Given task:
Skip every picture and transcribe the remaining material exactly.

Dataset entries on figures:

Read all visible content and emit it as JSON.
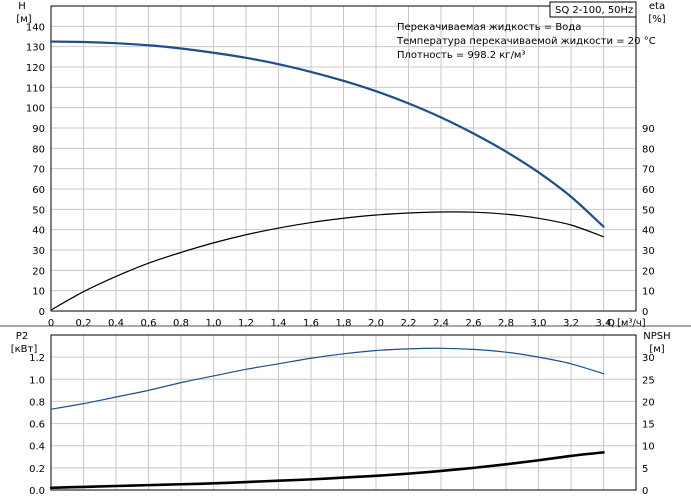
{
  "chart_data": [
    {
      "type": "line",
      "title": "",
      "badge": "SQ 2-100, 50Hz",
      "legend_lines": [
        "Перекачиваемая жидкость = Вода",
        "Температура перекачиваемой жидкости = 20 °C",
        "Плотность = 998.2 кг/м³"
      ],
      "xlabel": "Q [м³/ч]",
      "x_axis_name": "Q",
      "x_axis_unit": "[м³/ч]",
      "x_ticks": [
        "0",
        "0,2",
        "0,4",
        "0,6",
        "0,8",
        "1,0",
        "1,2",
        "1,4",
        "1,6",
        "1,8",
        "2,0",
        "2,2",
        "2,4",
        "2,6",
        "2,8",
        "3,0",
        "3,2",
        "3,4"
      ],
      "xlim": [
        0,
        3.6
      ],
      "left_axis_name": "H",
      "left_axis_unit": "[м]",
      "left_ticks": [
        "0",
        "10",
        "20",
        "30",
        "40",
        "50",
        "60",
        "70",
        "80",
        "90",
        "100",
        "110",
        "120",
        "130",
        "140"
      ],
      "ylim_left": [
        0,
        150
      ],
      "right_axis_name": "eta",
      "right_axis_unit": "[%]",
      "right_ticks": [
        "0",
        "10",
        "20",
        "30",
        "40",
        "50",
        "60",
        "70",
        "80",
        "90"
      ],
      "ylim_right": [
        0,
        150
      ],
      "grid": true,
      "series": [
        {
          "axis": "left",
          "color": "#1f4e8c",
          "x": [
            0,
            0.2,
            0.4,
            0.6,
            0.8,
            1.0,
            1.2,
            1.4,
            1.6,
            1.8,
            2.0,
            2.2,
            2.4,
            2.6,
            2.8,
            3.0,
            3.2,
            3.4
          ],
          "values": [
            132.5,
            132.3,
            131.7,
            130.7,
            129.1,
            127.0,
            124.5,
            121.4,
            117.6,
            113.2,
            108.1,
            102.1,
            95.2,
            87.3,
            78.4,
            68.2,
            56.2,
            41.5
          ]
        },
        {
          "axis": "right",
          "color": "#000000",
          "x": [
            0,
            0.2,
            0.4,
            0.6,
            0.8,
            1.0,
            1.2,
            1.4,
            1.6,
            1.8,
            2.0,
            2.2,
            2.4,
            2.6,
            2.8,
            3.0,
            3.2,
            3.4
          ],
          "values": [
            0.5,
            9.5,
            17.0,
            23.5,
            28.8,
            33.5,
            37.5,
            40.8,
            43.5,
            45.6,
            47.2,
            48.2,
            48.7,
            48.6,
            47.6,
            45.6,
            42.3,
            36.5
          ]
        }
      ]
    },
    {
      "type": "line",
      "title": "",
      "x_ticks": [
        "0",
        "0,2",
        "0,4",
        "0,6",
        "0,8",
        "1,0",
        "1,2",
        "1,4",
        "1,6",
        "1,8",
        "2,0",
        "2,2",
        "2,4",
        "2,6",
        "2,8",
        "3,0",
        "3,2",
        "3,4"
      ],
      "xlim": [
        0,
        3.6
      ],
      "left_axis_name": "P2",
      "left_axis_unit": "[кВт]",
      "left_ticks": [
        "0.0",
        "0.2",
        "0.4",
        "0.6",
        "0.8",
        "1.0",
        "1.2"
      ],
      "ylim_left": [
        0,
        1.4
      ],
      "right_axis_name": "NPSH",
      "right_axis_unit": "[м]",
      "right_ticks": [
        "0",
        "5",
        "10",
        "15",
        "20",
        "25",
        "30"
      ],
      "ylim_right": [
        0,
        35
      ],
      "grid": true,
      "series": [
        {
          "axis": "left",
          "color": "#1f4e8c",
          "x": [
            0,
            0.2,
            0.4,
            0.6,
            0.8,
            1.0,
            1.2,
            1.4,
            1.6,
            1.8,
            2.0,
            2.2,
            2.4,
            2.6,
            2.8,
            3.0,
            3.2,
            3.4
          ],
          "values": [
            0.73,
            0.78,
            0.84,
            0.9,
            0.97,
            1.03,
            1.09,
            1.14,
            1.19,
            1.23,
            1.26,
            1.275,
            1.28,
            1.27,
            1.245,
            1.2,
            1.14,
            1.05
          ]
        },
        {
          "axis": "right",
          "color": "#000000",
          "x": [
            0,
            0.2,
            0.4,
            0.6,
            0.8,
            1.0,
            1.2,
            1.4,
            1.6,
            1.8,
            2.0,
            2.2,
            2.4,
            2.6,
            2.8,
            3.0,
            3.2,
            3.4
          ],
          "values": [
            0.5,
            0.7,
            0.9,
            1.1,
            1.3,
            1.5,
            1.8,
            2.1,
            2.4,
            2.8,
            3.2,
            3.7,
            4.3,
            5.0,
            5.8,
            6.7,
            7.7,
            8.5
          ]
        }
      ]
    }
  ]
}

Answer for the task:
Read all visible content and emit it as JSON.
{
  "chart_data": [
    {
      "type": "line",
      "title": "",
      "badge": "SQ 2-100, 50Hz",
      "legend_lines": [
        "Перекачиваемая жидкость = Вода",
        "Температура перекачиваемой жидкости = 20 °C",
        "Плотность = 998.2 кг/м³"
      ],
      "xlabel": "Q [м³/ч]",
      "x_axis_name": "Q",
      "x_axis_unit": "[м³/ч]",
      "x_ticks": [
        "0",
        "0,2",
        "0,4",
        "0,6",
        "0,8",
        "1,0",
        "1,2",
        "1,4",
        "1,6",
        "1,8",
        "2,0",
        "2,2",
        "2,4",
        "2,6",
        "2,8",
        "3,0",
        "3,2",
        "3,4"
      ],
      "xlim": [
        0,
        3.6
      ],
      "left_axis_name": "H",
      "left_axis_unit": "[м]",
      "left_ticks": [
        "0",
        "10",
        "20",
        "30",
        "40",
        "50",
        "60",
        "70",
        "80",
        "90",
        "100",
        "110",
        "120",
        "130",
        "140"
      ],
      "ylim_left": [
        0,
        150
      ],
      "right_axis_name": "eta",
      "right_axis_unit": "[%]",
      "right_ticks": [
        "0",
        "10",
        "20",
        "30",
        "40",
        "50",
        "60",
        "70",
        "80",
        "90"
      ],
      "ylim_right": [
        0,
        150
      ],
      "grid": true,
      "series": [
        {
          "axis": "left",
          "color": "#1f4e8c",
          "x": [
            0,
            0.2,
            0.4,
            0.6,
            0.8,
            1.0,
            1.2,
            1.4,
            1.6,
            1.8,
            2.0,
            2.2,
            2.4,
            2.6,
            2.8,
            3.0,
            3.2,
            3.4
          ],
          "values": [
            132.5,
            132.3,
            131.7,
            130.7,
            129.1,
            127.0,
            124.5,
            121.4,
            117.6,
            113.2,
            108.1,
            102.1,
            95.2,
            87.3,
            78.4,
            68.2,
            56.2,
            41.5
          ]
        },
        {
          "axis": "right",
          "color": "#000000",
          "x": [
            0,
            0.2,
            0.4,
            0.6,
            0.8,
            1.0,
            1.2,
            1.4,
            1.6,
            1.8,
            2.0,
            2.2,
            2.4,
            2.6,
            2.8,
            3.0,
            3.2,
            3.4
          ],
          "values": [
            0.5,
            9.5,
            17.0,
            23.5,
            28.8,
            33.5,
            37.5,
            40.8,
            43.5,
            45.6,
            47.2,
            48.2,
            48.7,
            48.6,
            47.6,
            45.6,
            42.3,
            36.5
          ]
        }
      ]
    },
    {
      "type": "line",
      "title": "",
      "x_ticks": [
        "0",
        "0,2",
        "0,4",
        "0,6",
        "0,8",
        "1,0",
        "1,2",
        "1,4",
        "1,6",
        "1,8",
        "2,0",
        "2,2",
        "2,4",
        "2,6",
        "2,8",
        "3,0",
        "3,2",
        "3,4"
      ],
      "xlim": [
        0,
        3.6
      ],
      "left_axis_name": "P2",
      "left_axis_unit": "[кВт]",
      "left_ticks": [
        "0.0",
        "0.2",
        "0.4",
        "0.6",
        "0.8",
        "1.0",
        "1.2"
      ],
      "ylim_left": [
        0,
        1.4
      ],
      "right_axis_name": "NPSH",
      "right_axis_unit": "[м]",
      "right_ticks": [
        "0",
        "5",
        "10",
        "15",
        "20",
        "25",
        "30"
      ],
      "ylim_right": [
        0,
        35
      ],
      "grid": true,
      "series": [
        {
          "axis": "left",
          "color": "#1f4e8c",
          "x": [
            0,
            0.2,
            0.4,
            0.6,
            0.8,
            1.0,
            1.2,
            1.4,
            1.6,
            1.8,
            2.0,
            2.2,
            2.4,
            2.6,
            2.8,
            3.0,
            3.2,
            3.4
          ],
          "values": [
            0.73,
            0.78,
            0.84,
            0.9,
            0.97,
            1.03,
            1.09,
            1.14,
            1.19,
            1.23,
            1.26,
            1.275,
            1.28,
            1.27,
            1.245,
            1.2,
            1.14,
            1.05
          ]
        },
        {
          "axis": "right",
          "color": "#000000",
          "x": [
            0,
            0.2,
            0.4,
            0.6,
            0.8,
            1.0,
            1.2,
            1.4,
            1.6,
            1.8,
            2.0,
            2.2,
            2.4,
            2.6,
            2.8,
            3.0,
            3.2,
            3.4
          ],
          "values": [
            0.5,
            0.7,
            0.9,
            1.1,
            1.3,
            1.5,
            1.8,
            2.1,
            2.4,
            2.8,
            3.2,
            3.7,
            4.3,
            5.0,
            5.8,
            6.7,
            7.7,
            8.5
          ]
        }
      ]
    }
  ]
}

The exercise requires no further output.